## Data to use
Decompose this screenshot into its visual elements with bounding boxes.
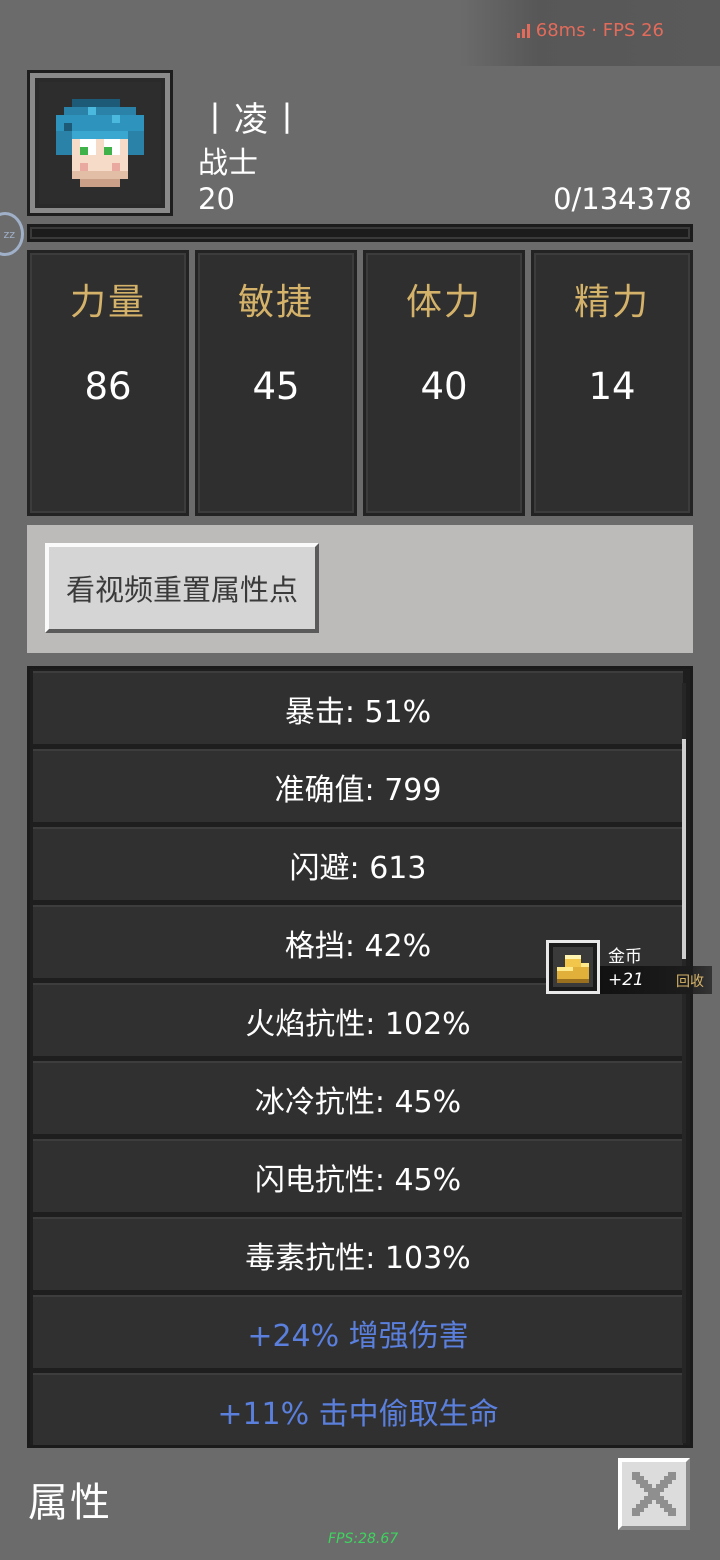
list-item: 闪避: 613 (33, 827, 683, 900)
stat-cards: 力量 86 敏捷 45 体力 40 精力 14 (27, 250, 693, 516)
list-item: 毒素抗性: 103% (33, 1217, 683, 1290)
gold-popup-title: 金币 (608, 947, 642, 967)
close-x-icon (632, 1472, 676, 1516)
gold-popup: 金币 +21 回收 (546, 940, 712, 994)
character-portrait (27, 70, 173, 216)
exp-progress-bar (27, 224, 693, 242)
stat-card-strength[interactable]: 力量 86 (27, 250, 189, 516)
stat-card-agility[interactable]: 敏捷 45 (195, 250, 357, 516)
gold-recycle-link[interactable]: 回收 (676, 971, 704, 991)
stat-name: 敏捷 (237, 282, 314, 323)
signal-bars-icon (516, 23, 530, 38)
sleep-bubble-label: zz (3, 227, 15, 241)
list-item: +24% 增强伤害 (33, 1295, 683, 1368)
fps-counter: FPS:28.67 (328, 1531, 399, 1547)
stat-name: 精力 (573, 282, 650, 323)
list-item: 闪电抗性: 45% (33, 1139, 683, 1212)
stat-card-vitality[interactable]: 体力 40 (363, 250, 525, 516)
character-level: 20 (198, 182, 235, 216)
stat-card-energy[interactable]: 精力 14 (531, 250, 693, 516)
stat-name: 力量 (69, 282, 146, 323)
reset-panel: 看视频重置属性点 (27, 525, 693, 653)
character-name: 丨凌丨 (198, 100, 306, 140)
sleep-bubble-button[interactable]: zz (0, 212, 24, 256)
reset-attributes-button[interactable]: 看视频重置属性点 (45, 543, 319, 633)
stat-value: 45 (252, 365, 300, 408)
gold-popup-amount: +21 (608, 970, 644, 990)
stat-value: 86 (84, 365, 132, 408)
character-exp: 0/134378 (553, 182, 692, 216)
attribute-list[interactable]: 暴击: 51% 准确值: 799 闪避: 613 格挡: 42% 火焰抗性: 1… (27, 666, 693, 1448)
character-avatar-icon (56, 99, 144, 187)
list-item: 准确值: 799 (33, 749, 683, 822)
character-class: 战士 (198, 146, 258, 181)
list-item: 冰冷抗性: 45% (33, 1061, 683, 1134)
list-item: +11% 击中偷取生命 (33, 1373, 683, 1445)
perf-indicator: 68ms · FPS 26 (516, 20, 664, 41)
scrollbar-thumb[interactable] (682, 739, 686, 959)
list-item: 暴击: 51% (33, 671, 683, 744)
close-button[interactable] (618, 1458, 690, 1530)
gold-coins-icon (546, 940, 600, 994)
perf-text: 68ms · FPS 26 (535, 20, 664, 41)
page-title: 属性 (28, 1480, 112, 1526)
stat-value: 40 (420, 365, 468, 408)
stat-name: 体力 (405, 282, 482, 323)
stat-value: 14 (588, 365, 636, 408)
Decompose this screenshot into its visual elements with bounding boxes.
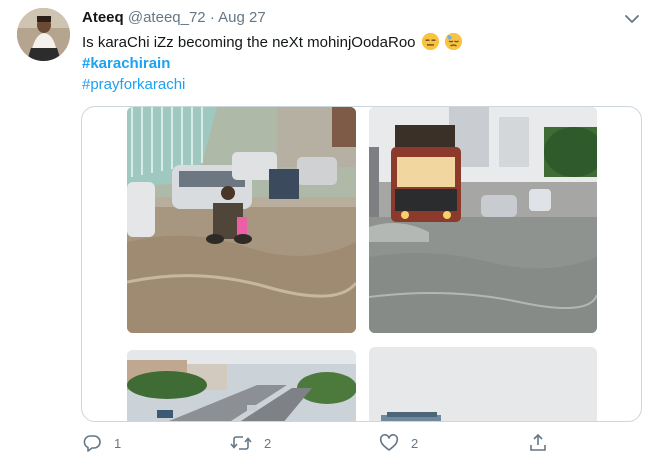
like-count: 2 (411, 435, 419, 451)
retweet-count: 2 (264, 435, 272, 451)
reply-button[interactable]: 1 (82, 431, 121, 455)
hashtag-karachirain[interactable]: #karachirain (82, 55, 170, 73)
retweet-icon (230, 433, 252, 453)
reply-icon (82, 433, 102, 453)
tweet-header: Ateeq @ateeq_72 · Aug 27 (82, 9, 266, 27)
downcast-face-with-sweat-icon (444, 33, 462, 50)
retweet-button[interactable]: 2 (230, 431, 271, 455)
hashtag-prayforkarachi[interactable]: #prayforkarachi (82, 76, 185, 94)
expressionless-face-icon (421, 33, 439, 50)
user-handle[interactable]: @ateeq_72 (128, 9, 206, 26)
share-button[interactable] (528, 431, 548, 455)
tweet-actions: 1 2 2 (0, 431, 657, 455)
photo-aerial-highway[interactable] (127, 350, 356, 421)
reply-count: 1 (114, 435, 122, 451)
share-icon (528, 433, 548, 453)
display-name[interactable]: Ateeq (82, 9, 124, 26)
like-button[interactable]: 2 (379, 431, 418, 455)
tweet-body: Is karaChi iZz becoming the neXt mohinjO… (82, 34, 416, 51)
separator-dot: · (209, 9, 215, 26)
tweet-date[interactable]: Aug 27 (218, 9, 266, 26)
media-card[interactable] (81, 106, 642, 422)
like-icon (379, 433, 399, 453)
avatar-photo (17, 8, 70, 61)
tweet-text: Is karaChi iZz becoming the neXt mohinjO… (82, 33, 462, 52)
chevron-down-icon[interactable] (623, 10, 641, 28)
photo-flooded-road[interactable] (127, 107, 356, 333)
avatar[interactable] (17, 8, 70, 61)
photo-bus-in-flood[interactable] (369, 107, 597, 333)
photo-overcast-sky[interactable] (369, 347, 597, 421)
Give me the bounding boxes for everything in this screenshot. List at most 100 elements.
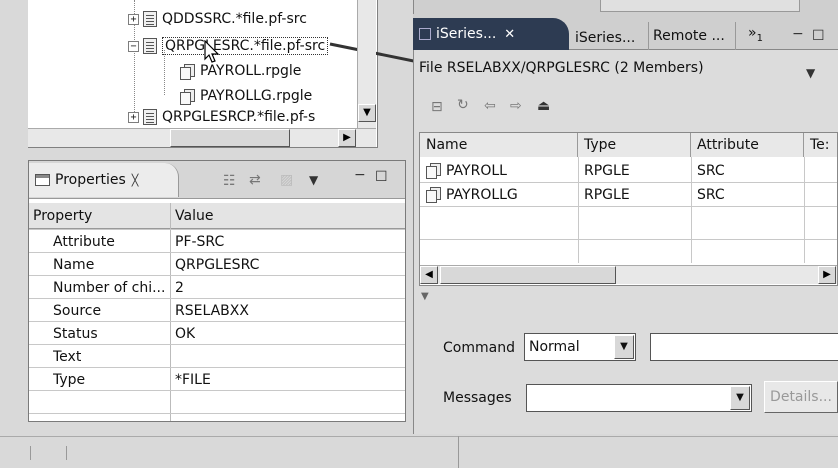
tree-vertical-scrollbar[interactable]: ▼ (357, 0, 376, 128)
properties-table-header: Property Value (29, 203, 405, 229)
refresh-icon[interactable]: ↻ (457, 97, 469, 113)
table-row[interactable]: PAYROLLG RPGLE SRC (420, 183, 837, 207)
property-row[interactable]: Number of chi... 2 (29, 276, 405, 299)
command-mode-select[interactable]: Normal ▼ (524, 333, 636, 361)
property-value: OK (175, 325, 196, 342)
column-header[interactable]: Type (578, 133, 691, 157)
properties-icon (35, 174, 50, 186)
property-name: Name (53, 256, 95, 273)
expand-icon[interactable]: + (128, 13, 139, 25)
tree-item-payrollg[interactable]: PAYROLLG.rpgle (180, 85, 312, 107)
grid-line (29, 367, 405, 368)
scroll-right-button[interactable]: ▶ (818, 266, 836, 284)
command-label: Command (443, 340, 515, 356)
cell-name: PAYROLLG (446, 186, 518, 203)
property-row[interactable]: Source RSELABXX (29, 299, 405, 322)
top-view-tab[interactable] (600, 0, 800, 12)
tab-overflow-button[interactable]: »1 (748, 25, 763, 44)
chevron-down-icon[interactable]: ▼ (614, 335, 634, 359)
property-value: PF-SRC (175, 233, 225, 250)
tab-iseries-second[interactable]: iSeries... (571, 26, 647, 50)
column-header[interactable]: Name (420, 133, 578, 157)
grid-line (29, 390, 405, 391)
property-name: Status (53, 325, 98, 342)
status-bar (0, 436, 838, 468)
tab-properties[interactable]: Properties ╳ (29, 163, 179, 197)
tree-item-label: QDDSSRC.*file.pf-src (162, 11, 307, 27)
scroll-left-button[interactable]: ◀ (420, 266, 438, 284)
show-categories-icon[interactable]: ☷ (223, 173, 236, 189)
column-header-property[interactable]: Property (33, 208, 92, 224)
tree-horizontal-scrollbar[interactable]: ◀ ▶ (0, 128, 376, 147)
grid-line (578, 157, 579, 263)
property-name: Type (53, 371, 86, 388)
collapse-icon[interactable]: − (128, 40, 139, 52)
property-row[interactable]: Name QRPGLESRC (29, 253, 405, 276)
tree-item-payroll[interactable]: PAYROLL.rpgle (180, 60, 301, 82)
property-row[interactable]: Text (29, 345, 405, 368)
restore-default-icon[interactable]: ▨ (280, 172, 293, 188)
scroll-right-button[interactable]: ▶ (338, 129, 356, 147)
scroll-thumb[interactable] (170, 129, 290, 147)
command-mode-value: Normal (529, 339, 580, 355)
scroll-thumb[interactable] (440, 266, 616, 284)
maximize-icon[interactable]: ☐ (812, 28, 825, 44)
chevron-down-icon[interactable]: ▼ (730, 386, 750, 410)
table-cell: SRC (697, 159, 725, 182)
table-row[interactable]: PAYROLL RPGLE SRC (420, 159, 837, 183)
view-menu-icon[interactable]: ▼ (806, 66, 815, 80)
table-cell: PAYROLLG (426, 183, 518, 206)
back-arrow-icon[interactable]: ⇦ (484, 98, 496, 114)
filter-icon[interactable]: ⊟ (431, 99, 443, 115)
property-row[interactable]: Attribute PF-SRC (29, 230, 405, 253)
tree-item-qrpglesrc[interactable]: − QRPGLESRC.*file.pf-src (128, 35, 329, 57)
grid-line (420, 206, 837, 207)
maximize-icon[interactable]: ☐ (375, 169, 388, 185)
scroll-down-button[interactable]: ▼ (358, 104, 376, 122)
show-advanced-icon[interactable]: ⇄ (249, 172, 261, 188)
status-separator (30, 446, 31, 460)
collapse-command-area-icon[interactable]: ▼ (421, 291, 429, 302)
tree-item-qddssrc[interactable]: + QDDSSRC.*file.pf-src (128, 8, 307, 30)
details-button[interactable]: Details... (764, 381, 838, 413)
property-row[interactable]: Type *FILE (29, 368, 405, 391)
tree-item-label: PAYROLLG.rpgle (200, 88, 313, 104)
close-icon[interactable]: ✕ (504, 27, 515, 42)
property-name: Text (53, 348, 82, 365)
close-icon[interactable]: ╳ (132, 174, 139, 187)
source-file-icon (143, 38, 157, 54)
tab-remote[interactable]: Remote ... (648, 22, 736, 50)
table-view-icon (419, 28, 431, 40)
properties-view: Properties ╳ ☷ ⇄ ▨ ▼ − ☐ Property Value … (28, 160, 406, 422)
view-menu-icon[interactable]: ▼ (309, 173, 318, 187)
member-icon (426, 187, 441, 203)
property-row[interactable]: Status OK (29, 322, 405, 345)
table-cell: RPGLE (584, 159, 630, 182)
forward-arrow-icon[interactable]: ⇨ (510, 98, 522, 114)
remote-systems-tree[interactable]: + QDDSSRC.*file.pf-src − QRPGLESRC.*file… (0, 0, 460, 148)
column-header[interactable]: Attribute (691, 133, 804, 157)
column-header[interactable]: Te: (804, 133, 837, 157)
grid-line (804, 157, 805, 263)
column-header-value[interactable]: Value (175, 208, 213, 224)
minimize-icon[interactable]: − (792, 26, 804, 42)
table-cell: PAYROLL (426, 159, 507, 182)
cell-name: PAYROLL (446, 162, 507, 179)
cell-type: RPGLE (584, 162, 630, 179)
up-level-icon[interactable]: ⏏ (537, 98, 550, 114)
expand-icon[interactable]: + (128, 111, 139, 123)
property-name: Attribute (53, 233, 115, 250)
property-value: *FILE (175, 371, 211, 388)
overflow-count: 1 (756, 32, 763, 44)
command-input[interactable] (650, 333, 838, 361)
tab-iseries-table-active[interactable]: iSeries... ✕ (413, 18, 569, 50)
members-table[interactable]: Name Type Attribute Te: PAYROLL RPGLE SRC PAYR… (419, 132, 838, 286)
messages-select[interactable]: ▼ (526, 384, 752, 412)
minimize-icon[interactable]: − (354, 167, 366, 183)
table-horizontal-scrollbar[interactable]: ◀ ▶ (420, 265, 837, 284)
property-name: Number of chi... (53, 279, 166, 296)
path-label: File RSELABXX/QRPGLESRC (2 Members) (419, 60, 704, 76)
grid-line (691, 157, 692, 263)
source-file-icon (143, 109, 157, 125)
tree-item-qrpglesrcp[interactable]: + QRPGLESRCP.*file.pf-s (128, 109, 315, 125)
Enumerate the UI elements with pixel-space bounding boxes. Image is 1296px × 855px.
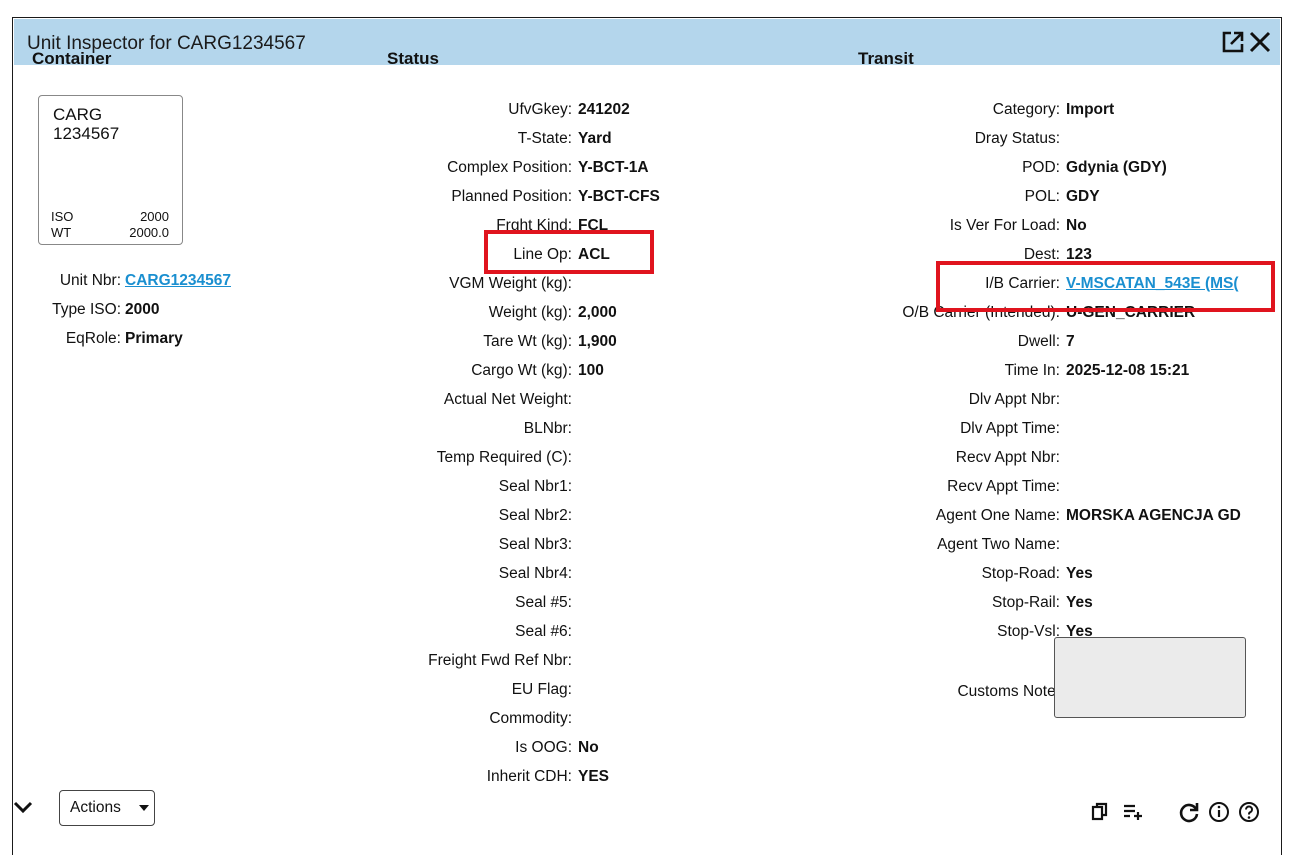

## The request
Reproduce everything from the line containing "tree-vertical-scrollbar[interactable]: ▼ (357, 0, 376, 128)" down to the line containing "85, 312, 107)", substituting "property-label" for "property-name" and leaving all else unchanged.

## Complete response
tree-vertical-scrollbar[interactable]: ▼ (357, 0, 376, 128)
properties-table-header: Property Value (29, 203, 405, 229)
refresh-icon[interactable]: ↻ (457, 97, 469, 113)
table-row[interactable]: PAYROLLG RPGLE SRC (420, 183, 837, 207)
property-row[interactable]: Number of chi... 2 (29, 276, 405, 299)
command-mode-select[interactable]: Normal ▼ (524, 333, 636, 361)
property-value: OK (175, 325, 196, 342)
column-header[interactable]: Type (578, 133, 691, 157)
properties-icon (35, 174, 50, 186)
property-label: Name (53, 256, 95, 273)
expand-icon[interactable]: + (128, 13, 139, 25)
tree-item-payrollg[interactable]: PAYROLLG.rpgle (180, 85, 312, 107)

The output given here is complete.